- [Records supplied]
· · ·
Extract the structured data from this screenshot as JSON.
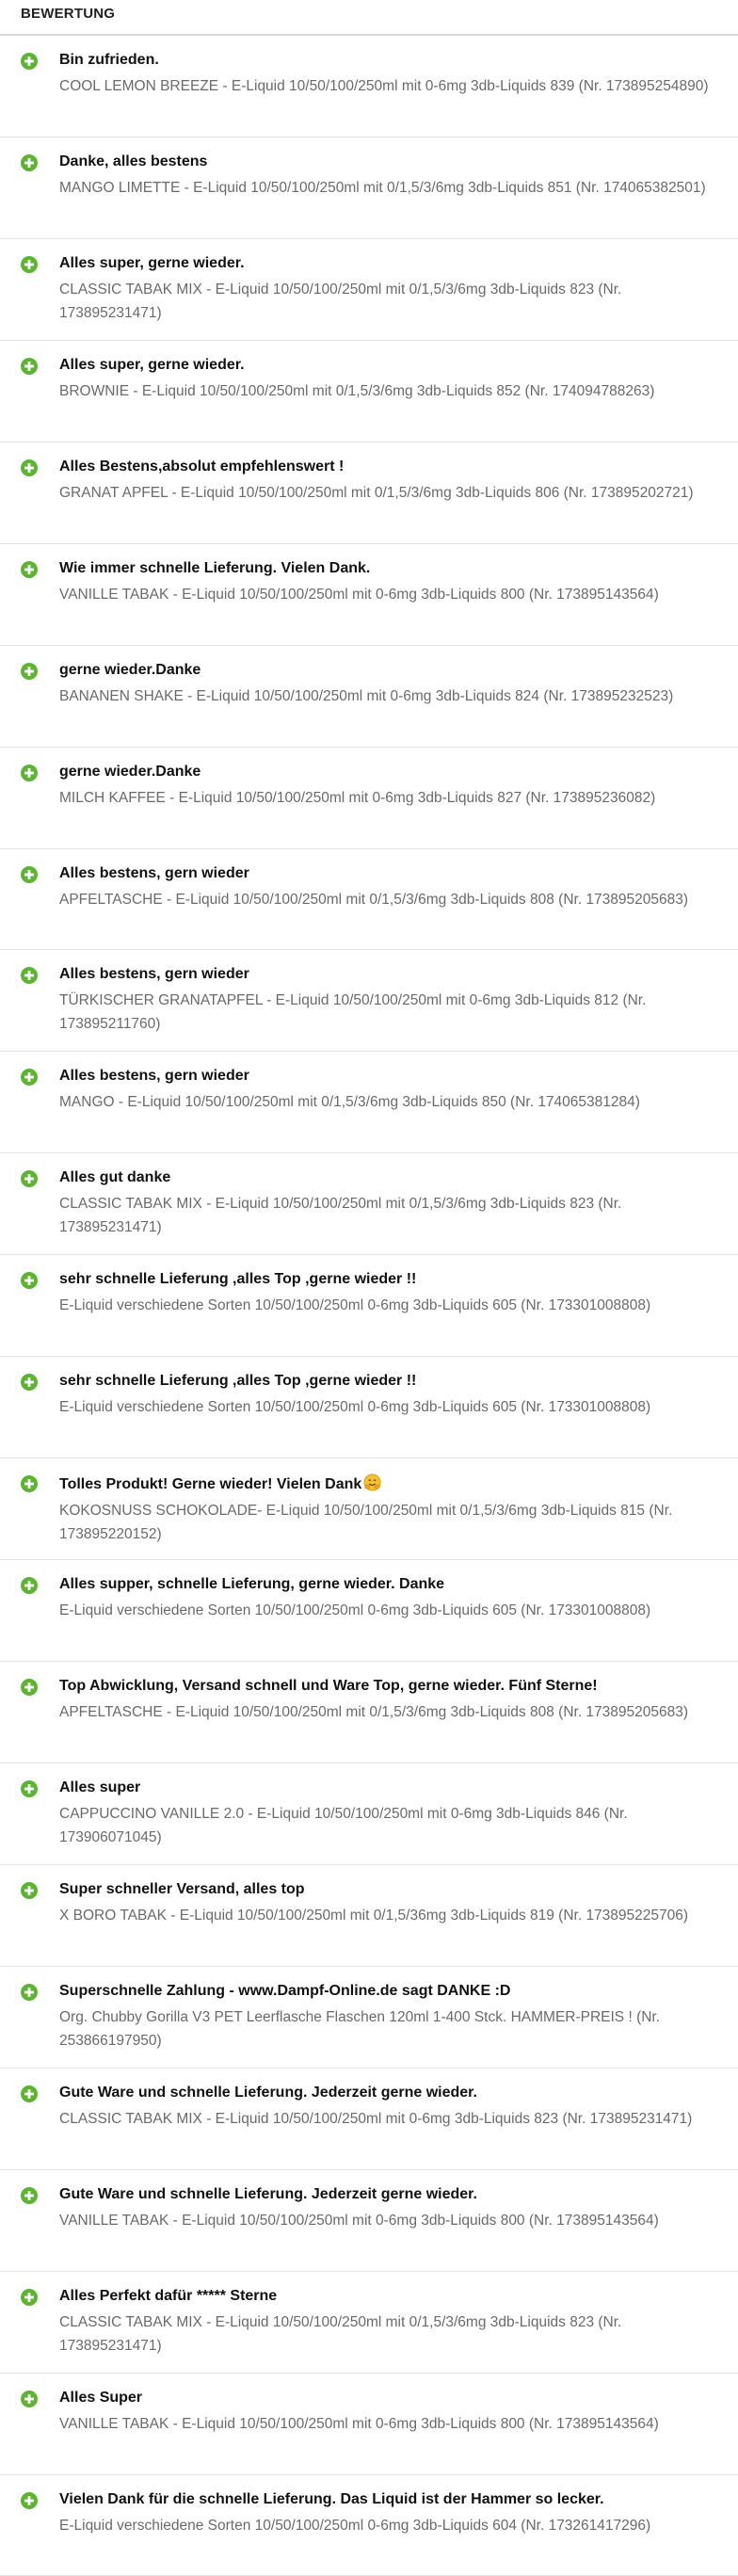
{
  "header": {
    "title": "BEWERTUNG"
  },
  "colors": {
    "positive_icon": "#5cb531",
    "title": "#111111",
    "item": "#6a6a6a",
    "divider": "#e3e3e3"
  },
  "icons": {
    "positive": "plus-circle-icon",
    "emoji": "hugging-face-emoji"
  },
  "reviews": [
    {
      "title": "Bin zufrieden.",
      "item": "COOL LEMON BREEZE - E-Liquid 10/50/100/250ml mit 0-6mg 3db-Liquids 839 (Nr. 173895254890)"
    },
    {
      "title": "Danke, alles bestens",
      "item": "MANGO LIMETTE - E-Liquid 10/50/100/250ml mit 0/1,5/3/6mg 3db-Liquids 851 (Nr. 174065382501)"
    },
    {
      "title": "Alles super, gerne wieder.",
      "item": "CLASSIC TABAK MIX - E-Liquid 10/50/100/250ml mit 0/1,5/3/6mg 3db-Liquids 823 (Nr. 173895231471)"
    },
    {
      "title": "Alles super, gerne wieder.",
      "item": "BROWNIE - E-Liquid 10/50/100/250ml mit 0/1,5/3/6mg 3db-Liquids 852 (Nr. 174094788263)"
    },
    {
      "title": "Alles Bestens,absolut empfehlenswert !",
      "item": "GRANAT APFEL - E-Liquid 10/50/100/250ml mit 0/1,5/3/6mg 3db-Liquids 806 (Nr. 173895202721)"
    },
    {
      "title": "Wie immer schnelle Lieferung. Vielen Dank.",
      "item": "VANILLE TABAK - E-Liquid 10/50/100/250ml mit 0-6mg 3db-Liquids 800 (Nr. 173895143564)"
    },
    {
      "title": "gerne wieder.Danke",
      "item": "BANANEN SHAKE - E-Liquid 10/50/100/250ml mit 0-6mg 3db-Liquids 824 (Nr. 173895232523)"
    },
    {
      "title": "gerne wieder.Danke",
      "item": "MILCH KAFFEE - E-Liquid 10/50/100/250ml mit 0-6mg 3db-Liquids 827 (Nr. 173895236082)"
    },
    {
      "title": "Alles bestens, gern wieder",
      "item": "APFELTASCHE - E-Liquid 10/50/100/250ml mit 0/1,5/3/6mg 3db-Liquids 808 (Nr. 173895205683)"
    },
    {
      "title": "Alles bestens, gern wieder",
      "item": "TÜRKISCHER GRANATAPFEL - E-Liquid 10/50/100/250ml mit 0-6mg 3db-Liquids 812 (Nr. 173895211760)"
    },
    {
      "title": "Alles bestens, gern wieder",
      "item": "MANGO - E-Liquid 10/50/100/250ml mit 0/1,5/3/6mg 3db-Liquids 850 (Nr. 174065381284)"
    },
    {
      "title": "Alles gut danke",
      "item": "CLASSIC TABAK MIX - E-Liquid 10/50/100/250ml mit 0/1,5/3/6mg 3db-Liquids 823 (Nr. 173895231471)"
    },
    {
      "title": "sehr schnelle Lieferung ,alles Top ,gerne wieder !!",
      "item": "E-Liquid verschiedene Sorten 10/50/100/250ml 0-6mg 3db-Liquids 605 (Nr. 173301008808)"
    },
    {
      "title": "sehr schnelle Lieferung ,alles Top ,gerne wieder !!",
      "item": "E-Liquid verschiedene Sorten 10/50/100/250ml 0-6mg 3db-Liquids 605 (Nr. 173301008808)"
    },
    {
      "title": "Tolles Produkt! Gerne wieder! Vielen Dank",
      "item": "KOKOSNUSS SCHOKOLADE- E-Liquid 10/50/100/250ml mit 0/1,5/3/6mg 3db-Liquids 815 (Nr. 173895220152)",
      "emoji": true
    },
    {
      "title": "Alles supper, schnelle Lieferung, gerne wieder. Danke",
      "item": "E-Liquid verschiedene Sorten 10/50/100/250ml 0-6mg 3db-Liquids 605 (Nr. 173301008808)"
    },
    {
      "title": "Top Abwicklung, Versand schnell und Ware Top, gerne wieder. Fünf Sterne!",
      "item": "APFELTASCHE - E-Liquid 10/50/100/250ml mit 0/1,5/3/6mg 3db-Liquids 808 (Nr. 173895205683)"
    },
    {
      "title": "Alles super",
      "item": "CAPPUCCINO VANILLE 2.0 - E-Liquid 10/50/100/250ml mit 0-6mg 3db-Liquids 846 (Nr. 173906071045)"
    },
    {
      "title": "Super schneller Versand, alles top",
      "item": "X BORO TABAK - E-Liquid 10/50/100/250ml mit 0/1,5/36mg 3db-Liquids 819 (Nr. 173895225706)"
    },
    {
      "title": "Superschnelle Zahlung - www.Dampf-Online.de sagt DANKE :D",
      "item": "Org. Chubby Gorilla V3 PET Leerflasche Flaschen 120ml 1-400 Stck. HAMMER-PREIS ! (Nr. 253866197950)"
    },
    {
      "title": "Gute Ware und schnelle Lieferung. Jederzeit gerne wieder.",
      "item": "CLASSIC TABAK MIX - E-Liquid 10/50/100/250ml mit 0-6mg 3db-Liquids 823 (Nr. 173895231471)"
    },
    {
      "title": "Gute Ware und schnelle Lieferung. Jederzeit gerne wieder.",
      "item": "VANILLE TABAK - E-Liquid 10/50/100/250ml mit 0-6mg 3db-Liquids 800 (Nr. 173895143564)"
    },
    {
      "title": "Alles Perfekt dafür ***** Sterne",
      "item": "CLASSIC TABAK MIX - E-Liquid 10/50/100/250ml mit 0/1,5/3/6mg 3db-Liquids 823 (Nr. 173895231471)"
    },
    {
      "title": "Alles Super",
      "item": "VANILLE TABAK - E-Liquid 10/50/100/250ml mit 0-6mg 3db-Liquids 800 (Nr. 173895143564)"
    },
    {
      "title": "Vielen Dank für die schnelle Lieferung. Das Liquid ist der Hammer so lecker.",
      "item": "E-Liquid verschiedene Sorten 10/50/100/250ml 0-6mg 3db-Liquids 604 (Nr. 173261417296)"
    }
  ]
}
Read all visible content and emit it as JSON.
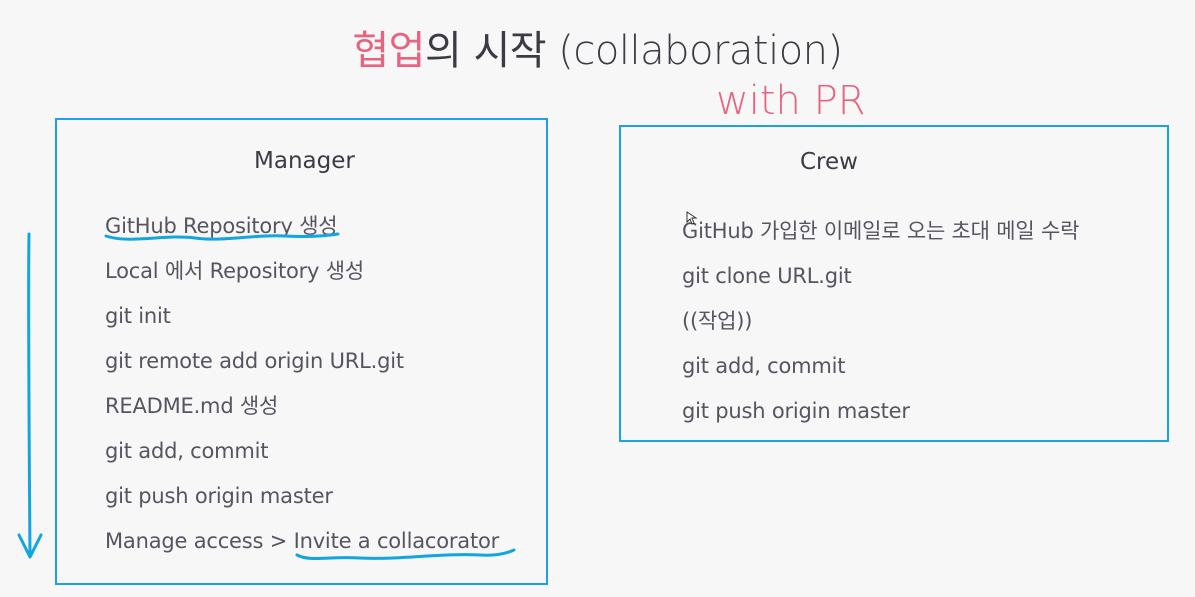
{
  "title": {
    "accent": "협업",
    "rest": "의 시작 (collaboration)",
    "subtitle": "with PR"
  },
  "manager": {
    "heading": "Manager",
    "steps": [
      "GitHub Repository 생성",
      "Local 에서 Repository 생성",
      "git init",
      "git remote add origin URL.git",
      "README.md 생성",
      "git add, commit",
      "git push origin master",
      "Manage access > Invite a collacorator"
    ]
  },
  "crew": {
    "heading": "Crew",
    "steps": [
      "GitHub 가입한 이메일로 오는 초대 메일 수락",
      "git clone URL.git",
      "((작업))",
      "git add, commit",
      "git push origin master"
    ]
  },
  "colors": {
    "accent": "#e8637f",
    "box_border": "#1aa3df",
    "annotation": "#12a6e0"
  }
}
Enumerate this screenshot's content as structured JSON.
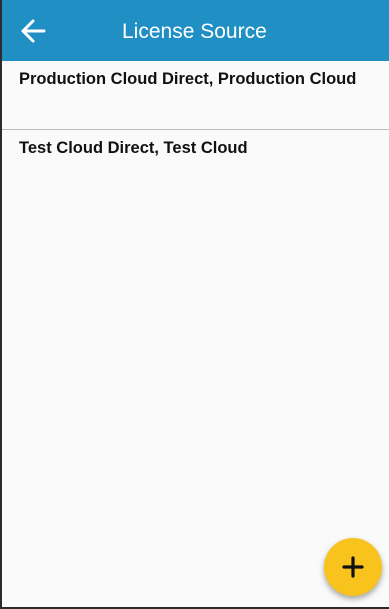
{
  "app_bar": {
    "title": "License Source",
    "back_icon": "arrow-left-icon",
    "background_color": "#1f8fc4"
  },
  "list": {
    "items": [
      {
        "label": "Production Cloud Direct, Production Cloud"
      },
      {
        "label": "Test Cloud Direct, Test Cloud"
      }
    ]
  },
  "fab": {
    "icon": "plus-icon",
    "background_color": "#f8c31c"
  }
}
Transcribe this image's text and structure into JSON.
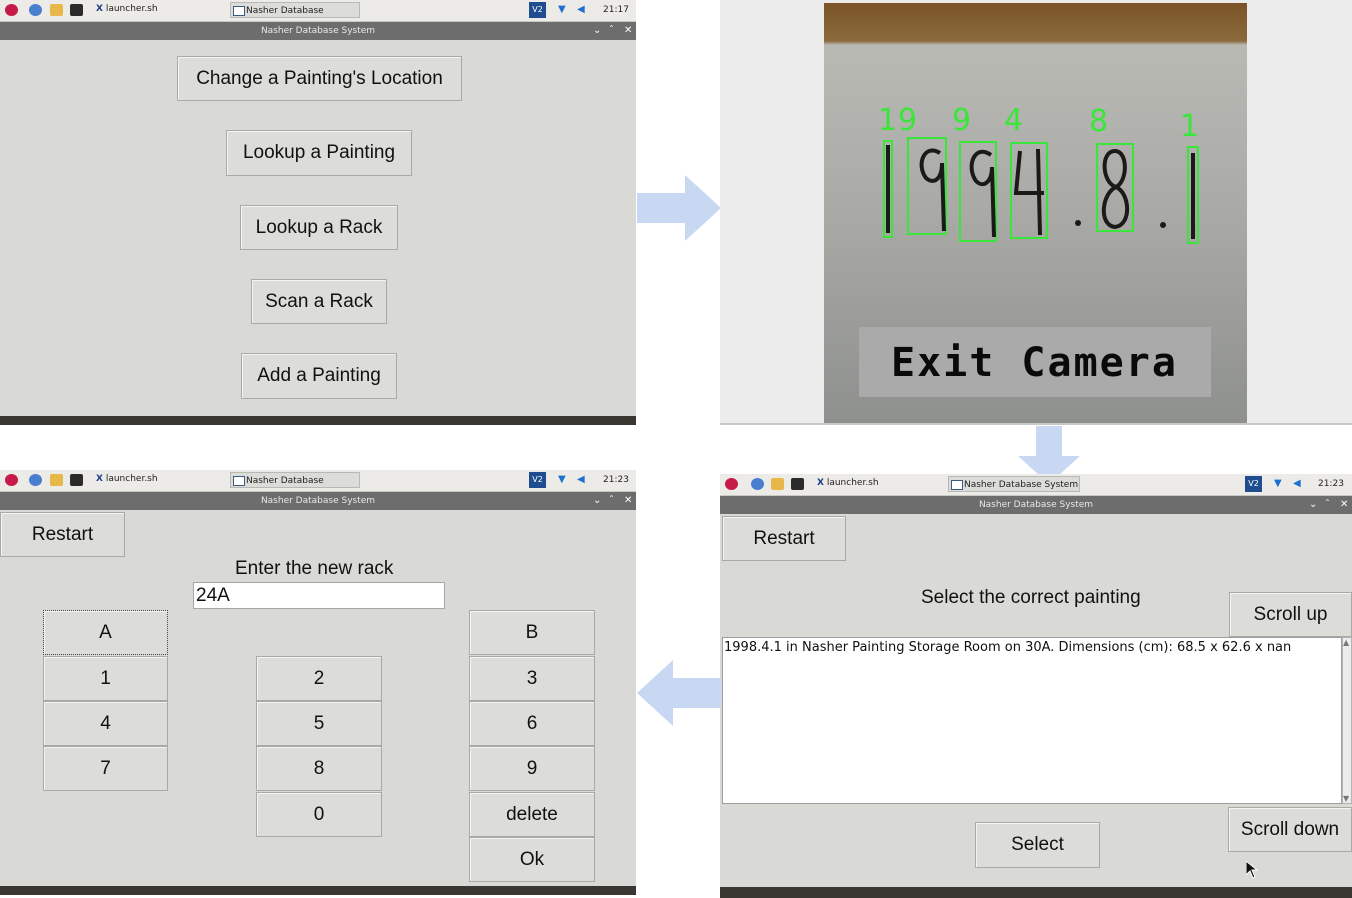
{
  "taskbar": {
    "launcher": "launcher.sh",
    "task": "Nasher Database System",
    "vnc": "V2",
    "times": [
      "21:17",
      "21:23",
      "21:23"
    ]
  },
  "window": {
    "title": "Nasher Database System"
  },
  "panel1": {
    "buttons": [
      "Change a Painting's Location",
      "Lookup a Painting",
      "Lookup a Rack",
      "Scan a Rack",
      "Add a Painting"
    ]
  },
  "panel2": {
    "digits": [
      "1",
      "9",
      "9",
      "4",
      "8",
      "1"
    ],
    "handwritten": "1994.8.1",
    "exit_label": "Exit Camera"
  },
  "panel3": {
    "restart": "Restart",
    "prompt": "Select the correct painting",
    "scroll_up": "Scroll up",
    "scroll_down": "Scroll down",
    "result_line": "1998.4.1 in Nasher Painting Storage Room on 30A. Dimensions (cm): 68.5 x 62.6 x nan",
    "select": "Select"
  },
  "panel4": {
    "restart": "Restart",
    "prompt": "Enter the new rack",
    "input_value": "24A",
    "keys": {
      "A": "A",
      "B": "B",
      "k1": "1",
      "k2": "2",
      "k3": "3",
      "k4": "4",
      "k5": "5",
      "k6": "6",
      "k7": "7",
      "k8": "8",
      "k9": "9",
      "k0": "0",
      "delete": "delete",
      "ok": "Ok"
    }
  },
  "colors": {
    "arrow": "#c9d8f2",
    "detect_green": "#39e639",
    "titlebar": "#6d6d6d",
    "window_bg": "#d9d9d6"
  }
}
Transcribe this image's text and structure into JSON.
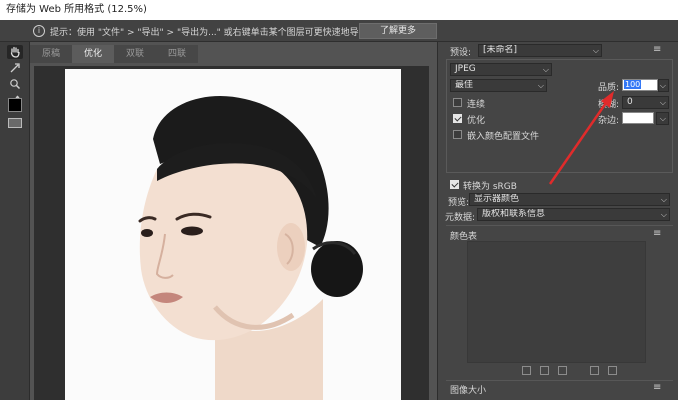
{
  "window": {
    "title": "存储为 Web 所用格式 (12.5%)"
  },
  "infobar": {
    "icon": "info-icon",
    "text": "提示：使用 \"文件\" > \"导出\" > \"导出为...\" 或右键单击某个图层可更快速地导出资源",
    "button_label": "了解更多"
  },
  "toolbox": {
    "tools": [
      "hand-icon",
      "slice-select-icon",
      "zoom-icon",
      "eyedropper-icon"
    ],
    "eyedropper_color": "#000000"
  },
  "canvas": {
    "tabs": [
      "原稿",
      "优化",
      "双联",
      "四联"
    ],
    "active_tab": "优化"
  },
  "settings": {
    "preset_label": "预设:",
    "preset_value": "[未命名]",
    "format_value": "JPEG",
    "quality_preset": "最佳",
    "quality_label": "品质:",
    "quality_value": "100",
    "blur_label": "模糊:",
    "blur_value": "0",
    "matte_label": "杂边:",
    "progressive_label": "连续",
    "progressive_checked": false,
    "optimized_label": "优化",
    "optimized_checked": true,
    "embed_profile_label": "嵌入颜色配置文件",
    "embed_profile_checked": false,
    "convert_srgb_label": "转换为 sRGB",
    "convert_srgb_checked": true,
    "preview_label": "预览:",
    "preview_value": "显示器颜色",
    "metadata_label": "元数据:",
    "metadata_value": "版权和联系信息",
    "color_table_label": "颜色表",
    "image_size_label": "图像大小"
  },
  "colors": {
    "arrow": "#e02b2b",
    "panel_bg": "#454545",
    "highlight": "#3478f6"
  }
}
· · ·
Count each line above in which the string "Cloud" appears, then state only the total.

2